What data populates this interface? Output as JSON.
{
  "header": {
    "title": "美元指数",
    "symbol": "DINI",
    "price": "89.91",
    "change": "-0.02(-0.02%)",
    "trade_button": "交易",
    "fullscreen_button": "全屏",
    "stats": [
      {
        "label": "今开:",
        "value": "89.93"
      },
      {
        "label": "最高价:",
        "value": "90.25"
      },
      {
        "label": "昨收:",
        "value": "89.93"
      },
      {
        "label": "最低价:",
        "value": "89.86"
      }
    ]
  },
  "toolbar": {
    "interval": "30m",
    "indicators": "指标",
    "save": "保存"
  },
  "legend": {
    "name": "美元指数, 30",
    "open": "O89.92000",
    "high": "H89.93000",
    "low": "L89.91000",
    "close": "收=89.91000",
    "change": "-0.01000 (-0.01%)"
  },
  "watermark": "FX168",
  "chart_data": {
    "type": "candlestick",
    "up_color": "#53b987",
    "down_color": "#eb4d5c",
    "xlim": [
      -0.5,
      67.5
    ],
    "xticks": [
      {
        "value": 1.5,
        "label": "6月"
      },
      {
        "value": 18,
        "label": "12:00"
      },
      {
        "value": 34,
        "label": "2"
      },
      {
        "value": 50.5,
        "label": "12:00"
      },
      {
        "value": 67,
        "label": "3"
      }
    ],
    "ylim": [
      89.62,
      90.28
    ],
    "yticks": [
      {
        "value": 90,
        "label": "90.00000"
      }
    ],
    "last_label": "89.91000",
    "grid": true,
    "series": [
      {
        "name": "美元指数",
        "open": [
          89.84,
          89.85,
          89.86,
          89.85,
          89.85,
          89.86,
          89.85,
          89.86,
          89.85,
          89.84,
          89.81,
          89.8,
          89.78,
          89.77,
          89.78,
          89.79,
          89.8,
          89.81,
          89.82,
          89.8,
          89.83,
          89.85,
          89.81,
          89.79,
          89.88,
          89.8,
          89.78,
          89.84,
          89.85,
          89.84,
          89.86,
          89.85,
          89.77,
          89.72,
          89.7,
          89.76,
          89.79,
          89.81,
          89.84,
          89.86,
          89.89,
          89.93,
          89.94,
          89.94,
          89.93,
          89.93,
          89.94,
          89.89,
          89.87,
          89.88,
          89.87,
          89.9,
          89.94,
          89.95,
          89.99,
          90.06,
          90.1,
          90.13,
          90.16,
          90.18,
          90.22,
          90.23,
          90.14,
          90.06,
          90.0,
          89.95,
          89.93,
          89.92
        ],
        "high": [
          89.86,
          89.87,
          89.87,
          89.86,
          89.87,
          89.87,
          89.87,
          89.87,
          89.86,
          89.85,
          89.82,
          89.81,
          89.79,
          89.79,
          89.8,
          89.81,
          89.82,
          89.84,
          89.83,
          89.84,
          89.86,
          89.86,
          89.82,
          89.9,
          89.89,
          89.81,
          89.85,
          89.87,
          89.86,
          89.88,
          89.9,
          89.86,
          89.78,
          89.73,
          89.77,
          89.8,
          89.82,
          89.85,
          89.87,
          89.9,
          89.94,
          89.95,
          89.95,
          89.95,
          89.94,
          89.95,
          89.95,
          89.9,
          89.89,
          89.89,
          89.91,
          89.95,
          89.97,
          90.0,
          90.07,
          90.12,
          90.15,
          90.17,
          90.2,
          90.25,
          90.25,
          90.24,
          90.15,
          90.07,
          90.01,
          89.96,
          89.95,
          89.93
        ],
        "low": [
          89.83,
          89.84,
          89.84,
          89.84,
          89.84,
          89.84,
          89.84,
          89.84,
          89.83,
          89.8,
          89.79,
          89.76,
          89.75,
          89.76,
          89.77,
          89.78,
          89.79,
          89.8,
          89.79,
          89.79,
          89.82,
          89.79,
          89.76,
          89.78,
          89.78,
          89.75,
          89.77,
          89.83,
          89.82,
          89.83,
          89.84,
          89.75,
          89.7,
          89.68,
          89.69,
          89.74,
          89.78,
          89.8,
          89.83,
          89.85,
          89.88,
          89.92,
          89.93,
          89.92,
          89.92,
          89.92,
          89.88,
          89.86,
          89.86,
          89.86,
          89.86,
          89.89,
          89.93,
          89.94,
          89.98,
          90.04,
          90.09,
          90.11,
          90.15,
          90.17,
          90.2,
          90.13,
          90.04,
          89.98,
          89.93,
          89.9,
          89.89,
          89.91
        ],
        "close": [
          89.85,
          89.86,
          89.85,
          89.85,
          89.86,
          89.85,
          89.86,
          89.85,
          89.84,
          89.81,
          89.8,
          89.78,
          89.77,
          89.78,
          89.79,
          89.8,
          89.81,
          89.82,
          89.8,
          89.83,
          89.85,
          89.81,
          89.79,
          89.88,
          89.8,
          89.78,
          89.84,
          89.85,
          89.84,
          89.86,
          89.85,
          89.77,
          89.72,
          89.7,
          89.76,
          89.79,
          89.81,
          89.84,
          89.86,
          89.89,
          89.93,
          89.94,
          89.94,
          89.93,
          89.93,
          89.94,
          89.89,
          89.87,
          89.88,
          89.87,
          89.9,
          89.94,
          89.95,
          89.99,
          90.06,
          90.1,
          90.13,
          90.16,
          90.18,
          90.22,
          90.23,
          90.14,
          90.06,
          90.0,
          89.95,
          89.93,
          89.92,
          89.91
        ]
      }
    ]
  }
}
********************
_Instructions to follow:_ Take the entries above and transcribe them in full.

_Full output:_
What data populates this interface? Output as JSON.
{
  "header": {
    "title": "美元指数",
    "symbol": "DINI",
    "price": "89.91",
    "change": "-0.02(-0.02%)",
    "trade_button": "交易",
    "fullscreen_button": "全屏",
    "stats": [
      {
        "label": "今开:",
        "value": "89.93"
      },
      {
        "label": "最高价:",
        "value": "90.25"
      },
      {
        "label": "昨收:",
        "value": "89.93"
      },
      {
        "label": "最低价:",
        "value": "89.86"
      }
    ]
  },
  "toolbar": {
    "interval": "30m",
    "indicators": "指标",
    "save": "保存"
  },
  "legend": {
    "name": "美元指数, 30",
    "open": "O89.92000",
    "high": "H89.93000",
    "low": "L89.91000",
    "close": "收=89.91000",
    "change": "-0.01000 (-0.01%)"
  },
  "watermark": "FX168",
  "chart_data": {
    "type": "candlestick",
    "up_color": "#53b987",
    "down_color": "#eb4d5c",
    "xlim": [
      -0.5,
      67.5
    ],
    "xticks": [
      {
        "value": 1.5,
        "label": "6月"
      },
      {
        "value": 18,
        "label": "12:00"
      },
      {
        "value": 34,
        "label": "2"
      },
      {
        "value": 50.5,
        "label": "12:00"
      },
      {
        "value": 67,
        "label": "3"
      }
    ],
    "ylim": [
      89.62,
      90.28
    ],
    "yticks": [
      {
        "value": 90,
        "label": "90.00000"
      }
    ],
    "last_label": "89.91000",
    "grid": true,
    "series": [
      {
        "name": "美元指数",
        "open": [
          89.84,
          89.85,
          89.86,
          89.85,
          89.85,
          89.86,
          89.85,
          89.86,
          89.85,
          89.84,
          89.81,
          89.8,
          89.78,
          89.77,
          89.78,
          89.79,
          89.8,
          89.81,
          89.82,
          89.8,
          89.83,
          89.85,
          89.81,
          89.79,
          89.88,
          89.8,
          89.78,
          89.84,
          89.85,
          89.84,
          89.86,
          89.85,
          89.77,
          89.72,
          89.7,
          89.76,
          89.79,
          89.81,
          89.84,
          89.86,
          89.89,
          89.93,
          89.94,
          89.94,
          89.93,
          89.93,
          89.94,
          89.89,
          89.87,
          89.88,
          89.87,
          89.9,
          89.94,
          89.95,
          89.99,
          90.06,
          90.1,
          90.13,
          90.16,
          90.18,
          90.22,
          90.23,
          90.14,
          90.06,
          90.0,
          89.95,
          89.93,
          89.92
        ],
        "high": [
          89.86,
          89.87,
          89.87,
          89.86,
          89.87,
          89.87,
          89.87,
          89.87,
          89.86,
          89.85,
          89.82,
          89.81,
          89.79,
          89.79,
          89.8,
          89.81,
          89.82,
          89.84,
          89.83,
          89.84,
          89.86,
          89.86,
          89.82,
          89.9,
          89.89,
          89.81,
          89.85,
          89.87,
          89.86,
          89.88,
          89.9,
          89.86,
          89.78,
          89.73,
          89.77,
          89.8,
          89.82,
          89.85,
          89.87,
          89.9,
          89.94,
          89.95,
          89.95,
          89.95,
          89.94,
          89.95,
          89.95,
          89.9,
          89.89,
          89.89,
          89.91,
          89.95,
          89.97,
          90.0,
          90.07,
          90.12,
          90.15,
          90.17,
          90.2,
          90.25,
          90.25,
          90.24,
          90.15,
          90.07,
          90.01,
          89.96,
          89.95,
          89.93
        ],
        "low": [
          89.83,
          89.84,
          89.84,
          89.84,
          89.84,
          89.84,
          89.84,
          89.84,
          89.83,
          89.8,
          89.79,
          89.76,
          89.75,
          89.76,
          89.77,
          89.78,
          89.79,
          89.8,
          89.79,
          89.79,
          89.82,
          89.79,
          89.76,
          89.78,
          89.78,
          89.75,
          89.77,
          89.83,
          89.82,
          89.83,
          89.84,
          89.75,
          89.7,
          89.68,
          89.69,
          89.74,
          89.78,
          89.8,
          89.83,
          89.85,
          89.88,
          89.92,
          89.93,
          89.92,
          89.92,
          89.92,
          89.88,
          89.86,
          89.86,
          89.86,
          89.86,
          89.89,
          89.93,
          89.94,
          89.98,
          90.04,
          90.09,
          90.11,
          90.15,
          90.17,
          90.2,
          90.13,
          90.04,
          89.98,
          89.93,
          89.9,
          89.89,
          89.91
        ],
        "close": [
          89.85,
          89.86,
          89.85,
          89.85,
          89.86,
          89.85,
          89.86,
          89.85,
          89.84,
          89.81,
          89.8,
          89.78,
          89.77,
          89.78,
          89.79,
          89.8,
          89.81,
          89.82,
          89.8,
          89.83,
          89.85,
          89.81,
          89.79,
          89.88,
          89.8,
          89.78,
          89.84,
          89.85,
          89.84,
          89.86,
          89.85,
          89.77,
          89.72,
          89.7,
          89.76,
          89.79,
          89.81,
          89.84,
          89.86,
          89.89,
          89.93,
          89.94,
          89.94,
          89.93,
          89.93,
          89.94,
          89.89,
          89.87,
          89.88,
          89.87,
          89.9,
          89.94,
          89.95,
          89.99,
          90.06,
          90.1,
          90.13,
          90.16,
          90.18,
          90.22,
          90.23,
          90.14,
          90.06,
          90.0,
          89.95,
          89.93,
          89.92,
          89.91
        ]
      }
    ]
  }
}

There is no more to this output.